**해야 할 일**
입력 자료의 첫 행부터 "candle-body xyxy=(163,235,167,248)"라는 내용이 담긴 행까지, 양 끝 행을 모두 포함하여 한 글자도 바꾸지 말고 다시 적으시오.

#####

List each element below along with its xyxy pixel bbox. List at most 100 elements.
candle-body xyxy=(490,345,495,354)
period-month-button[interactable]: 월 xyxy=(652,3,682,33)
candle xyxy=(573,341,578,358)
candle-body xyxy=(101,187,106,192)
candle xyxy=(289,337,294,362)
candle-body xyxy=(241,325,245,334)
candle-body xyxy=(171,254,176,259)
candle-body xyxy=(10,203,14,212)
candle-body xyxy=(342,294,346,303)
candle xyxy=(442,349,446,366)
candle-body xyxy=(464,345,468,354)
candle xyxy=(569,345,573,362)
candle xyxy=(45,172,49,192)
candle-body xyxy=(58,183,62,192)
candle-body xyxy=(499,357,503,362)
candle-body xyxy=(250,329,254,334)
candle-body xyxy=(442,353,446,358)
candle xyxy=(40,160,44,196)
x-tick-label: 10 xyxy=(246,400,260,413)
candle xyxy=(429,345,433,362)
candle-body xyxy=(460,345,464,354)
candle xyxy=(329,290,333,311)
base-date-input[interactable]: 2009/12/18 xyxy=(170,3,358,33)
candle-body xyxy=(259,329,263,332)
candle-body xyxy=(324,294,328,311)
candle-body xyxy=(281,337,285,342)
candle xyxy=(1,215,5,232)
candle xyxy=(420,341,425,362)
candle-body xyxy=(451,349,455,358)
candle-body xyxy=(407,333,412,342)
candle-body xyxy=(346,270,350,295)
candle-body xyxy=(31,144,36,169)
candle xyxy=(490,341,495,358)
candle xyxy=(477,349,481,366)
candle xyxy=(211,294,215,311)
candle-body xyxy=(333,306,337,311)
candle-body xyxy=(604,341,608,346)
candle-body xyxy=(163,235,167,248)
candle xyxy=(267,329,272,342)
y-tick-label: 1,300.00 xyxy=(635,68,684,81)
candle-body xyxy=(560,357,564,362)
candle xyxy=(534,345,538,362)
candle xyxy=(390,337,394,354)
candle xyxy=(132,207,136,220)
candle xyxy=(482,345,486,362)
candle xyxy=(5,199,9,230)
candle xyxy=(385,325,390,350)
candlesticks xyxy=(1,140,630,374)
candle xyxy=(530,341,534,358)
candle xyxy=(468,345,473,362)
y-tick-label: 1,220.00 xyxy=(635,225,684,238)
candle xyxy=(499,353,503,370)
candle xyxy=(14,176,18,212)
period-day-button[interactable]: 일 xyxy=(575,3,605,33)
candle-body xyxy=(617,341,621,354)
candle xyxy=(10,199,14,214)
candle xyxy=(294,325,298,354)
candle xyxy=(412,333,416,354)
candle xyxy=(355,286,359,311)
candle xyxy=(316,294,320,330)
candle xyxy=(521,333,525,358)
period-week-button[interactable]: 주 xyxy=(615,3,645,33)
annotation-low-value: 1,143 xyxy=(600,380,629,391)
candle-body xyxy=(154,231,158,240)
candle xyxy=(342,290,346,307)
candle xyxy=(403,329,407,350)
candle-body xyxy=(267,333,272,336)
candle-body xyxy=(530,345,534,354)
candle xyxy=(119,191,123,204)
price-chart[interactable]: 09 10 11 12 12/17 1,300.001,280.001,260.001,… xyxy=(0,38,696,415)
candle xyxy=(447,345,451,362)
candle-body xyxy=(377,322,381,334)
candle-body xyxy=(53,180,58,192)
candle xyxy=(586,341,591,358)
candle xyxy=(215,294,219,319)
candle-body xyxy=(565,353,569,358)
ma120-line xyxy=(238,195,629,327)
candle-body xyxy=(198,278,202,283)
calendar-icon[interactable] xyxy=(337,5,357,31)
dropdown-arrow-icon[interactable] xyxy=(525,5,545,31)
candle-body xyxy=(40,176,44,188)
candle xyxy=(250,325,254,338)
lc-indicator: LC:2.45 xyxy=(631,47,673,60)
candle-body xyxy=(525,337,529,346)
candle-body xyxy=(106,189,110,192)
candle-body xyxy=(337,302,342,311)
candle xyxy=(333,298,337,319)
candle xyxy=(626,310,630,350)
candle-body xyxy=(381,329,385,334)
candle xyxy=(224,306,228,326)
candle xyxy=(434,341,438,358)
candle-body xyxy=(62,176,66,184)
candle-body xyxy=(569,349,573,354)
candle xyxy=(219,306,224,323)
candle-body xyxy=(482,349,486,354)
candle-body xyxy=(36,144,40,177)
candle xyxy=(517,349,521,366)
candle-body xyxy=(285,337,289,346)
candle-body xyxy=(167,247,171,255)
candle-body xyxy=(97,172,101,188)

#####

**이 문제의 출력**
List each element below along with its xyxy pixel bbox. List at most 100 elements.
candle-body xyxy=(490,345,495,354)
period-month-button[interactable]: 월 xyxy=(652,3,682,33)
candle xyxy=(573,341,578,358)
candle-body xyxy=(101,187,106,192)
candle xyxy=(289,337,294,362)
candle-body xyxy=(241,325,245,334)
candle-body xyxy=(171,254,176,259)
candle-body xyxy=(10,203,14,212)
candle-body xyxy=(342,294,346,303)
candle xyxy=(442,349,446,366)
candle-body xyxy=(464,345,468,354)
candle xyxy=(569,345,573,362)
candle xyxy=(45,172,49,192)
candle-body xyxy=(58,183,62,192)
candle-body xyxy=(499,357,503,362)
candle-body xyxy=(250,329,254,334)
candle-body xyxy=(442,353,446,358)
candle xyxy=(40,160,44,196)
x-tick-label: 10 xyxy=(246,400,260,413)
candle xyxy=(429,345,433,362)
candle-body xyxy=(460,345,464,354)
candle xyxy=(329,290,333,311)
base-date-input[interactable]: 2009/12/18 xyxy=(170,3,358,33)
candle-body xyxy=(259,329,263,332)
candle-body xyxy=(324,294,328,311)
candle-body xyxy=(281,337,285,342)
candle xyxy=(1,215,5,232)
candle xyxy=(420,341,425,362)
candle-body xyxy=(451,349,455,358)
candle-body xyxy=(407,333,412,342)
candle-body xyxy=(346,270,350,295)
candle-body xyxy=(31,144,36,169)
candle xyxy=(490,341,495,358)
candle xyxy=(477,349,481,366)
candle xyxy=(211,294,215,311)
candle-body xyxy=(333,306,337,311)
candle-body xyxy=(604,341,608,346)
candle-body xyxy=(163,235,167,248)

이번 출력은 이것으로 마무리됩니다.